-- What you are asked to do --
Select the lines below containing the word "xlabel".

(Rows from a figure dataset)
•••••
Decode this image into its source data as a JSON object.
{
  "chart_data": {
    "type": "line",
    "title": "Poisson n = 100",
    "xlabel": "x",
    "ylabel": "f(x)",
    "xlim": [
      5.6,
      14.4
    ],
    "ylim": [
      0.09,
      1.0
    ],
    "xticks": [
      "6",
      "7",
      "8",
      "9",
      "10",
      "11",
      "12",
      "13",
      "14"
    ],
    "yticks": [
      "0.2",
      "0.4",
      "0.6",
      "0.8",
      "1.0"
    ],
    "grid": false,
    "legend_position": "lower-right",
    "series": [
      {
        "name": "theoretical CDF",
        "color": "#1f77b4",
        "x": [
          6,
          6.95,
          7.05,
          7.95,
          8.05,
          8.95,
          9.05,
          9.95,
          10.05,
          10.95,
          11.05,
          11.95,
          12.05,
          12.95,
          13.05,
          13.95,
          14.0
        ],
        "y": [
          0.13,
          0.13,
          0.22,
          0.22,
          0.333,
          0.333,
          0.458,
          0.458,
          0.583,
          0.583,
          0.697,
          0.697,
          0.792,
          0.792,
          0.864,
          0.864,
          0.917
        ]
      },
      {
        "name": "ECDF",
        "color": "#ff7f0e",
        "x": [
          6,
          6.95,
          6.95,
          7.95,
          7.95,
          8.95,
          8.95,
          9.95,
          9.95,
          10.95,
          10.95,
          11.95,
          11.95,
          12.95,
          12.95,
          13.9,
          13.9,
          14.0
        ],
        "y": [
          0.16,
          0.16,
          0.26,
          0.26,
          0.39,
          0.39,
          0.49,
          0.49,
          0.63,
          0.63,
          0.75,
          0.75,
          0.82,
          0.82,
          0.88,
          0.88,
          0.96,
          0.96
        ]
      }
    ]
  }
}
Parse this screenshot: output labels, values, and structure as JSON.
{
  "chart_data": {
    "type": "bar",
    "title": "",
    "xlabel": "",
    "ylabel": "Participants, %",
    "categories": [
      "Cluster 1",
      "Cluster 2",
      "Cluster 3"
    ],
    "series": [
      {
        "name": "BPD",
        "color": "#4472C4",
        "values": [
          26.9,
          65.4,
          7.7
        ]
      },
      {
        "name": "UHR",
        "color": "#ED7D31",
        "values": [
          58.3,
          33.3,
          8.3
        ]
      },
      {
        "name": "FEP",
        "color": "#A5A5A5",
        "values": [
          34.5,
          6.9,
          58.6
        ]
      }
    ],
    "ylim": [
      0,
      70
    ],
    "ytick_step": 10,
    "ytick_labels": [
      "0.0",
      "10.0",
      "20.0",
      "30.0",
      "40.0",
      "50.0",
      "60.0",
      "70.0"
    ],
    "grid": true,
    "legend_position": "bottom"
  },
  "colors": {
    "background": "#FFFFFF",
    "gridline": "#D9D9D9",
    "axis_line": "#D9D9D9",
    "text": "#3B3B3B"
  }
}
•••••
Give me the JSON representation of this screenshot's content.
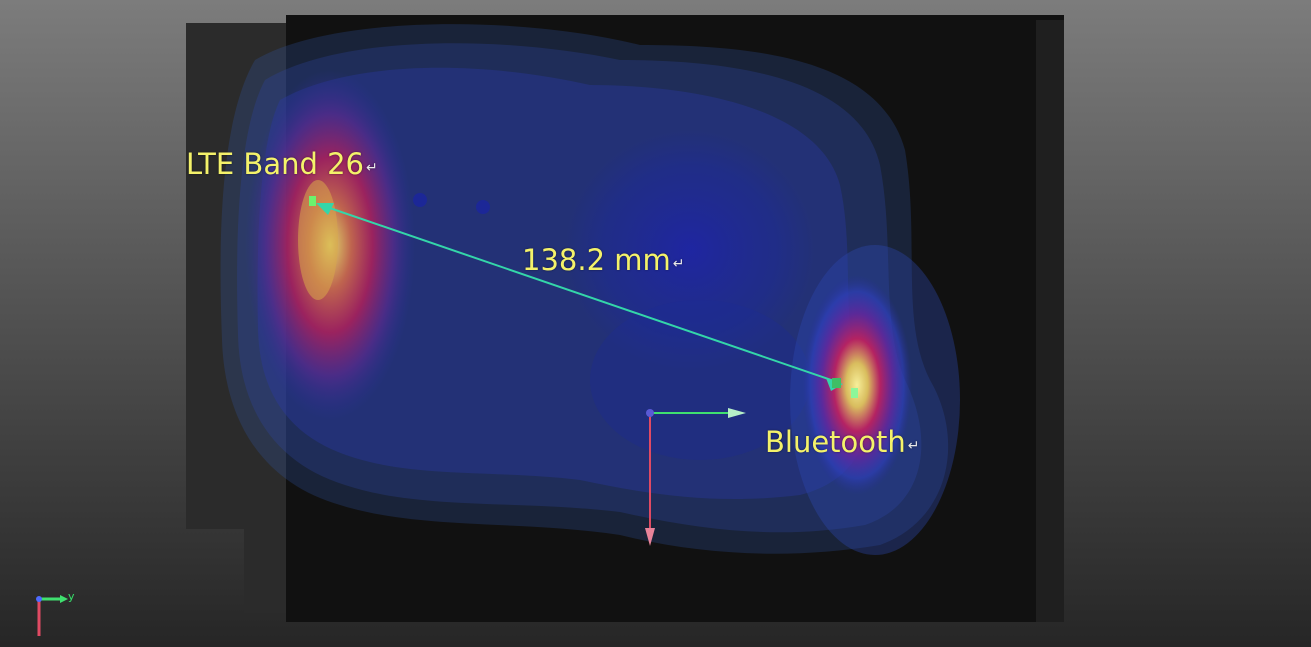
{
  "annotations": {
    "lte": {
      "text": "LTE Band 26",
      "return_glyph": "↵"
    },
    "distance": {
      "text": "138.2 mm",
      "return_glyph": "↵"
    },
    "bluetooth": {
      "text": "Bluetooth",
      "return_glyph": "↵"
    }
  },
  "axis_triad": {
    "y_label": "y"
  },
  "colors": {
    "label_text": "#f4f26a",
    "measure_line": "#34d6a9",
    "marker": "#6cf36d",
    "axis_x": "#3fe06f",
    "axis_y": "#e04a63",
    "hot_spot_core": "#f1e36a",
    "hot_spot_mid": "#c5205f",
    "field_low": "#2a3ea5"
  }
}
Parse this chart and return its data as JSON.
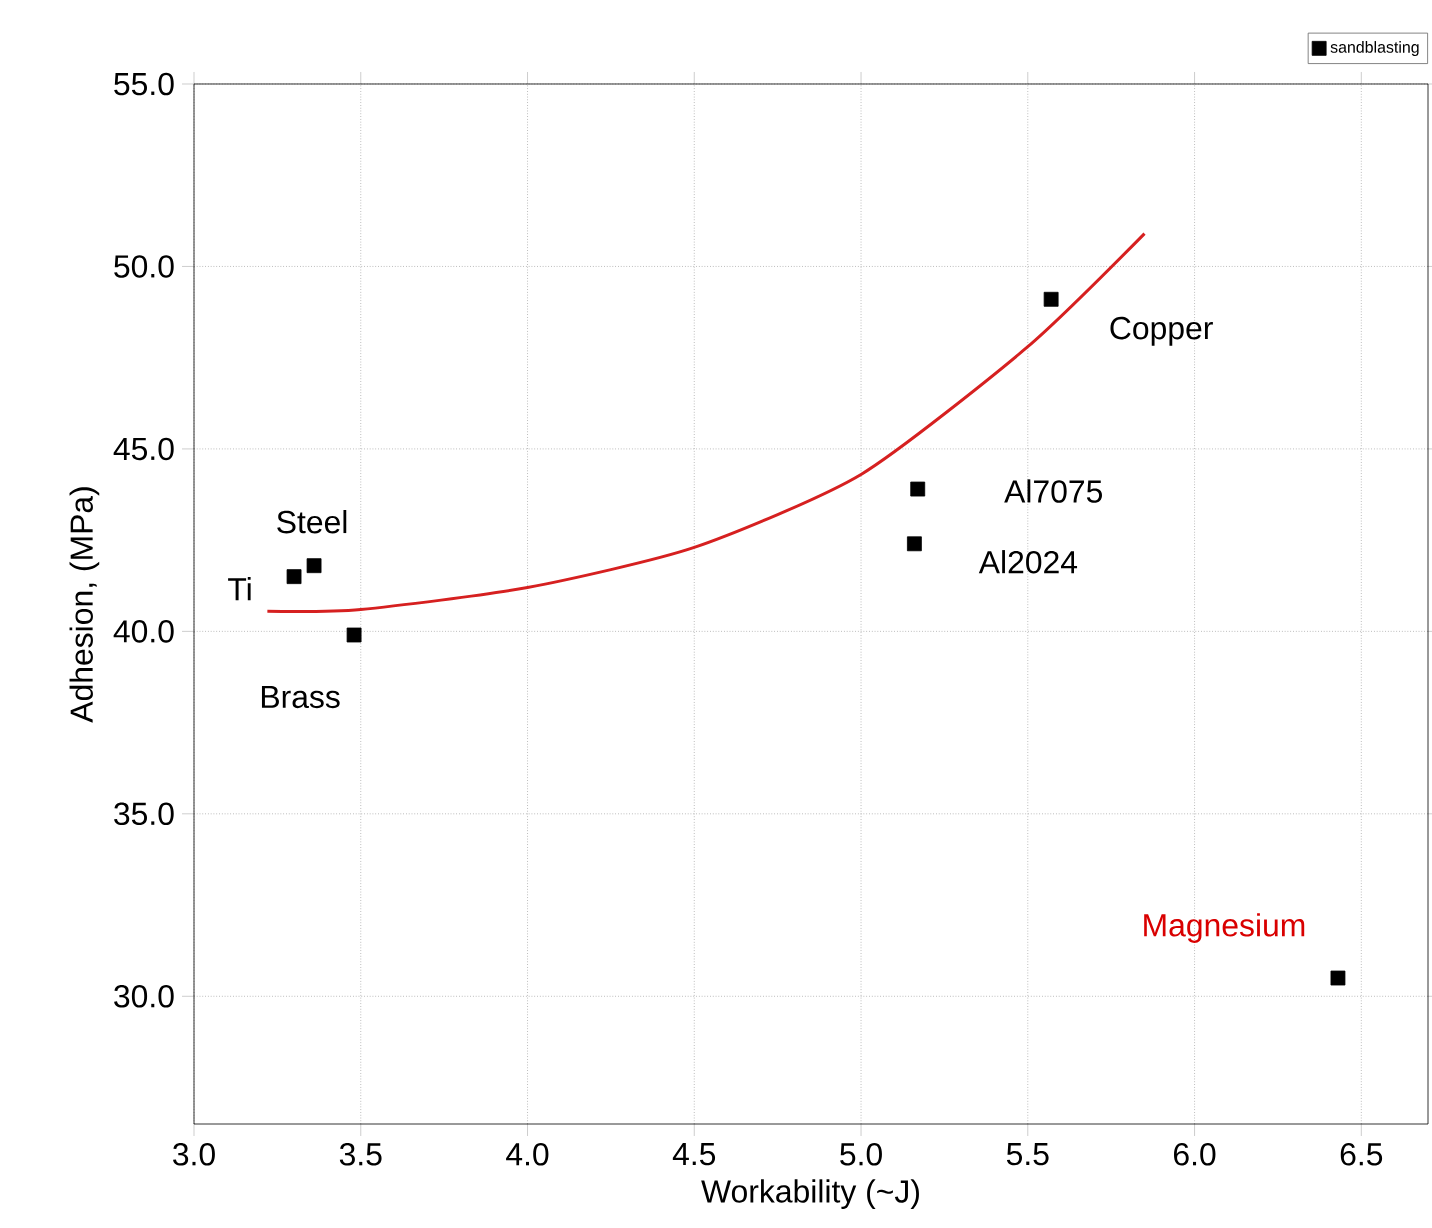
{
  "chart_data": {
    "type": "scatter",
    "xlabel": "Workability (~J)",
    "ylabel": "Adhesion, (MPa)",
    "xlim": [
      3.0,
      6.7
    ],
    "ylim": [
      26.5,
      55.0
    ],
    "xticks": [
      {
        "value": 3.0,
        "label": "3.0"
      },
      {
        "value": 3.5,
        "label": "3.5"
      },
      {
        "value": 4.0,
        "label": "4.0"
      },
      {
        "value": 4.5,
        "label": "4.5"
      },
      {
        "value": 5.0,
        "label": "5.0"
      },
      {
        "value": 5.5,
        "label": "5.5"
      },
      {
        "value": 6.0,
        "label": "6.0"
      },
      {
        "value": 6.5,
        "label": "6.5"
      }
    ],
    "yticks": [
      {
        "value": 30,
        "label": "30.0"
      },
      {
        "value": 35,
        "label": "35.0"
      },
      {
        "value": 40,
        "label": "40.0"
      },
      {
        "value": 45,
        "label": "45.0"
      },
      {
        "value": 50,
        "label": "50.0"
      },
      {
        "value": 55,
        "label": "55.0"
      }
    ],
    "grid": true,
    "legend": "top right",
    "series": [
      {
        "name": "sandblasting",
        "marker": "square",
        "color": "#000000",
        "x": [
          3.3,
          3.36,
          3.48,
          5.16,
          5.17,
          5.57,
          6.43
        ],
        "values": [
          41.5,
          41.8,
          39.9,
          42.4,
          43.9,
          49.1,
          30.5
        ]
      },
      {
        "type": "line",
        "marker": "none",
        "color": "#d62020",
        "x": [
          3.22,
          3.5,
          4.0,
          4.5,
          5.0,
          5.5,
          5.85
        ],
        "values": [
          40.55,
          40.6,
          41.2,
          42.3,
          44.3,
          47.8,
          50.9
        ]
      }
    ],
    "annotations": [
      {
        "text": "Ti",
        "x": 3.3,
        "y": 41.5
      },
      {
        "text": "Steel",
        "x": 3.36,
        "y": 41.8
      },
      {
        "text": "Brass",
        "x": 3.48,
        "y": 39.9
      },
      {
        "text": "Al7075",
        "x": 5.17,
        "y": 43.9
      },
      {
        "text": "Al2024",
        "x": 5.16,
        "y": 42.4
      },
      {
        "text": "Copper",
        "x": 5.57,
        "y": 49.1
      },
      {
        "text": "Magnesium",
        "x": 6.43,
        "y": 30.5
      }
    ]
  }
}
•••••
-- Written response --
    "xlabel": "x",
    "xlabel": "",
    "xlabel": "Workability (~J)",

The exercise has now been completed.